===== DATA SUPPLIED

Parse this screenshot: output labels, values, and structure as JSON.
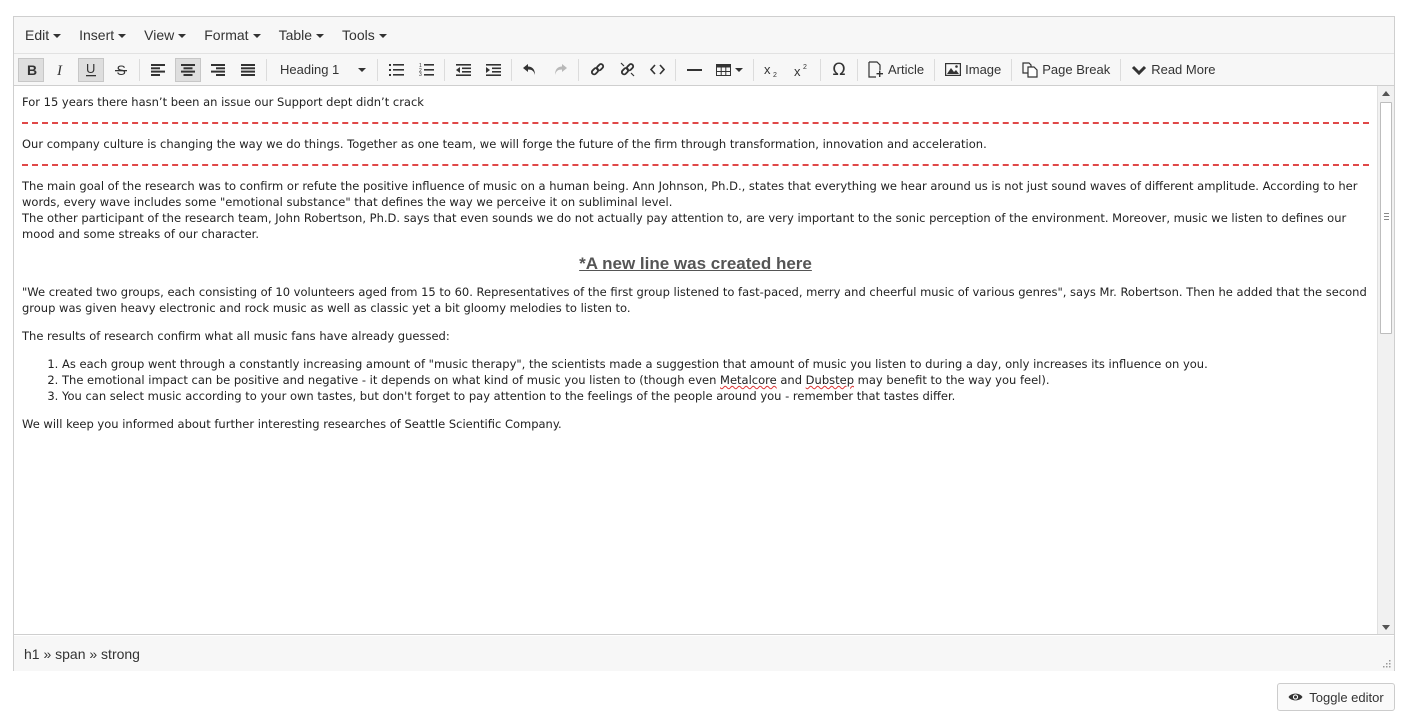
{
  "menubar": {
    "items": [
      {
        "label": "Edit"
      },
      {
        "label": "Insert"
      },
      {
        "label": "View"
      },
      {
        "label": "Format"
      },
      {
        "label": "Table"
      },
      {
        "label": "Tools"
      }
    ]
  },
  "toolbar": {
    "format_select": "Heading 1",
    "article_label": "Article",
    "image_label": "Image",
    "page_break_label": "Page Break",
    "read_more_label": "Read More",
    "omega_glyph": "Ω",
    "active_buttons": [
      "bold",
      "underline",
      "align-center"
    ]
  },
  "content": {
    "line1": "For 15 years there hasn’t been an issue our Support dept didn’t crack",
    "line2": "Our company culture is changing the way we do things. Together as one team, we will forge the future of the firm through transformation, innovation and acceleration.",
    "para1": "The main goal of the research was to confirm or refute the positive influence of music on a human being. Ann Johnson, Ph.D., states that everything we hear around us is not just sound waves of different amplitude. According to her words, every wave includes some \"emotional substance\" that defines the way we perceive it on subliminal level.",
    "para2": "The other participant of the research team, John Robertson, Ph.D. says that even sounds we do not actually pay attention to, are very important to the sonic perception of the environment. Moreover, music we listen to defines our mood and some streaks of our character.",
    "heading": "*A new line was created here",
    "para3": "\"We created two groups, each consisting of 10 volunteers aged from 15 to 60. Representatives of the first group listened to fast-paced, merry and cheerful music of various genres\", says Mr. Robertson. Then he added that the second group was given heavy electronic and rock music as well as classic yet a bit gloomy melodies to listen to.",
    "para4": "The results of research confirm what all music fans have already guessed:",
    "list": {
      "item1": "As each group went through a constantly increasing amount of \"music therapy\", the scientists made a suggestion that amount of music you listen to during a day, only increases its influence on you.",
      "item2_a": "The emotional impact can be positive and negative - it depends on what kind of music you listen to (though even ",
      "item2_b": "Metalcore",
      "item2_c": " and ",
      "item2_d": "Dubstep",
      "item2_e": " may benefit to the way you feel).",
      "item3": "You can select music according to your own tastes, but don't forget to pay attention to the feelings of the people around you - remember that tastes differ."
    },
    "para5": "We will keep you informed about further interesting researches of Seattle Scientific Company."
  },
  "statusbar": {
    "path": "h1 » span » strong"
  },
  "toggle": {
    "label": "Toggle editor"
  }
}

==========

- **TASK PROMPT**:
Extract every line containing the string "will" from the material.

- **WRITTEN SOLUTION**:
    "line2": "Our company culture is changing the way we do things. Together as one team, we will forge the future of the firm through transformation, innovation and acceleration.",
    "para5": "We will keep you informed about further interesting researches of Seattle Scientific Company."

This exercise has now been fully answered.